PROBLEM DETAILS —
Return the lines below that carry the word "大海如此的浩淼".

MATERIAL SUPPLIED —

## Start

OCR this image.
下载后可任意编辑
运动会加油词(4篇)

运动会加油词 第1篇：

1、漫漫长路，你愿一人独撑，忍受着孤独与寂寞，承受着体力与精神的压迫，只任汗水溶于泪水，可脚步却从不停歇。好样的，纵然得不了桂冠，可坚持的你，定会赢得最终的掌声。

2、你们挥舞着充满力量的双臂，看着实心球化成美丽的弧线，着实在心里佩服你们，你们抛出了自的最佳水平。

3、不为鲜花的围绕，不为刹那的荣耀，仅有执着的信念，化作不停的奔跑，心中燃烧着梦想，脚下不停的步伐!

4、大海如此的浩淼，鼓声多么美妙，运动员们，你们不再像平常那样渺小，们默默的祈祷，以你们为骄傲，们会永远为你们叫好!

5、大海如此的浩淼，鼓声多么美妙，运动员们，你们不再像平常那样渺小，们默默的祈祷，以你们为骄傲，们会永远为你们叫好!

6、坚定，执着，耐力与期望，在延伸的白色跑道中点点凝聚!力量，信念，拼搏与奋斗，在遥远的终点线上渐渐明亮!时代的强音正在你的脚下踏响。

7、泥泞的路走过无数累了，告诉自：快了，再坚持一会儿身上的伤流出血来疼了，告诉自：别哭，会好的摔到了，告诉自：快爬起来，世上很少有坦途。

## End

ANSWER TO THE TASK —
4、大海如此的浩淼，鼓声多么美妙，运动员们，你们不再像平常那样渺小，们默默的祈祷，以你们为骄傲，们会永远为你们叫好!
5、大海如此的浩淼，鼓声多么美妙，运动员们，你们不再像平常那样渺小，们默默的祈祷，以你们为骄傲，们会永远为你们叫好!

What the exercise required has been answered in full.